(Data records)

-*-*-

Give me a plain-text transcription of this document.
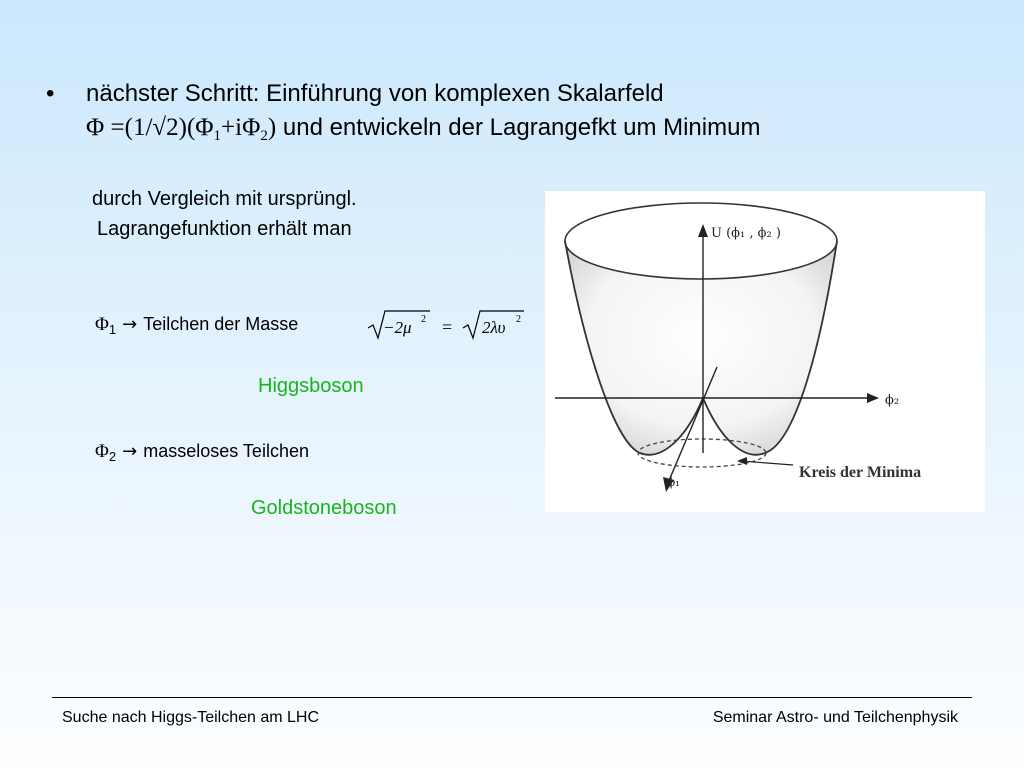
• nächster Schritt: Einführung von komplexen Skalarfeld
$\Phi =(1/√2)(\Phi_1+i\Phi_2)$ und entwickeln der Lagrangefkt um Minimum
durch Vergleich mit ursprüngl.
Lagrangefunktion erhält man
$\Phi_1$ → Teilchen der Masse	−2μ 2 = 2λυ 2
Higgsboson
$\Phi_2$ → masseloses Teilchen
Goldstoneboson
U (ϕ₁ , ϕ₂ )
ϕ₂
ϕ₁
Kreis der Minima
Suche nach Higgs-Teilchen am LHC	Seminar Astro- und Teilchenphysik
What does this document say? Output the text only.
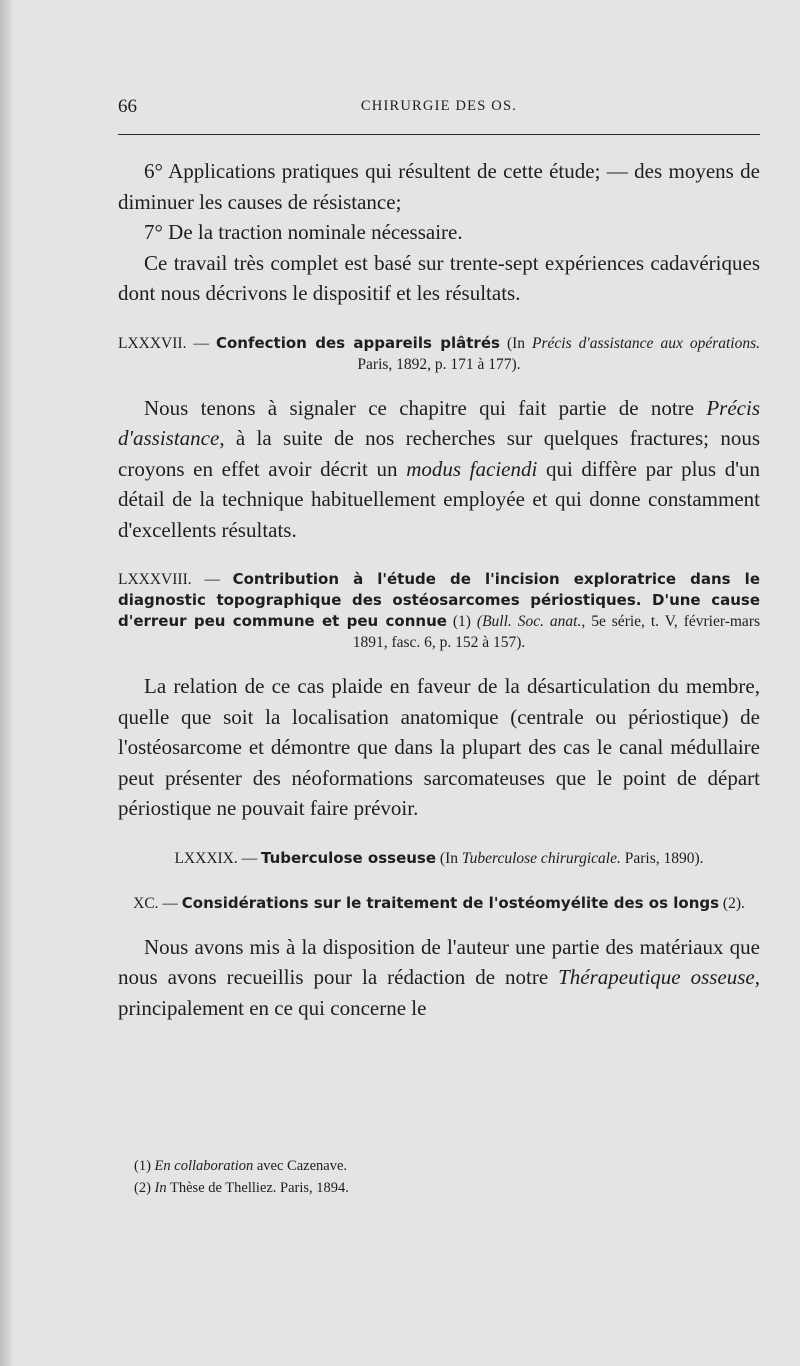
66	CHIRURGIE DES OS.

6° Applications pratiques qui résultent de cette étude; — des moyens de diminuer les causes de résistance;

7° De la traction nominale nécessaire.

Ce travail très complet est basé sur trente-sept expériences cadavériques dont nous décrivons le dispositif et les résultats.

LXXXVII. — Confection des appareils plâtrés (In Précis d'assistance aux opérations. Paris, 1892, p. 171 à 177).

Nous tenons à signaler ce chapitre qui fait partie de notre Précis d'assistance, à la suite de nos recherches sur quelques fractures; nous croyons en effet avoir décrit un modus faciendi qui diffère par plus d'un détail de la technique habituellement employée et qui donne constamment d'excellents résultats.

LXXXVIII. — Contribution à l'étude de l'incision exploratrice dans le diagnostic topographique des ostéosarcomes périostiques. D'une cause d'erreur peu commune et peu connue (1) (Bull. Soc. anat., 5e série, t. V, février-mars 1891, fasc. 6, p. 152 à 157).

La relation de ce cas plaide en faveur de la désarticulation du membre, quelle que soit la localisation anatomique (centrale ou périostique) de l'ostéosarcome et démontre que dans la plupart des cas le canal médullaire peut présenter des néoformations sarcomateuses que le point de départ périostique ne pouvait faire prévoir.

LXXXIX. — Tuberculose osseuse (In Tuberculose chirurgicale. Paris, 1890).
XC. — Considérations sur le traitement de l'ostéomyélite des os longs (2).

Nous avons mis à la disposition de l'auteur une partie des matériaux que nous avons recueillis pour la rédaction de notre Thérapeutique osseuse, principalement en ce qui concerne le

(1) En collaboration avec Cazenave.
(2) In Thèse de Thelliez. Paris, 1894.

-*-*-

=== EXERCISE GOAL ===
Quote in full the listing given above; the images are to be left out.

=== COMPLETE ANSWER ===
Give me a plain-text transcription of this document.
• nächster Schritt: Einführung von komplexen Skalarfeld
$\Phi =(1/√2)(\Phi_1+i\Phi_2)$ und entwickeln der Lagrangefkt um Minimum
durch Vergleich mit ursprüngl.
Lagrangefunktion erhält man
$\Phi_1$ → Teilchen der Masse	−2μ 2 = 2λυ 2
Higgsboson
$\Phi_2$ → masseloses Teilchen
Goldstoneboson
U (ϕ₁ , ϕ₂ )
ϕ₂
ϕ₁
Kreis der Minima
Suche nach Higgs-Teilchen am LHC	Seminar Astro- und Teilchenphysik
What does this document say? Output the text only.
66	CHIRURGIE DES OS.

6° Applications pratiques qui résultent de cette étude; — des moyens de diminuer les causes de résistance;

7° De la traction nominale nécessaire.

Ce travail très complet est basé sur trente-sept expériences cadavériques dont nous décrivons le dispositif et les résultats.

LXXXVII. — Confection des appareils plâtrés (In Précis d'assistance aux opérations. Paris, 1892, p. 171 à 177).

Nous tenons à signaler ce chapitre qui fait partie de notre Précis d'assistance, à la suite de nos recherches sur quelques fractures; nous croyons en effet avoir décrit un modus faciendi qui diffère par plus d'un détail de la technique habituellement employée et qui donne constamment d'excellents résultats.

LXXXVIII. — Contribution à l'étude de l'incision exploratrice dans le diagnostic topographique des ostéosarcomes périostiques. D'une cause d'erreur peu commune et peu connue (1) (Bull. Soc. anat., 5e série, t. V, février-mars 1891, fasc. 6, p. 152 à 157).

La relation de ce cas plaide en faveur de la désarticulation du membre, quelle que soit la localisation anatomique (centrale ou périostique) de l'ostéosarcome et démontre que dans la plupart des cas le canal médullaire peut présenter des néoformations sarcomateuses que le point de départ périostique ne pouvait faire prévoir.

LXXXIX. — Tuberculose osseuse (In Tuberculose chirurgicale. Paris, 1890).
XC. — Considérations sur le traitement de l'ostéomyélite des os longs (2).

Nous avons mis à la disposition de l'auteur une partie des matériaux que nous avons recueillis pour la rédaction de notre Thérapeutique osseuse, principalement en ce qui concerne le

(1) En collaboration avec Cazenave.
(2) In Thèse de Thelliez. Paris, 1894.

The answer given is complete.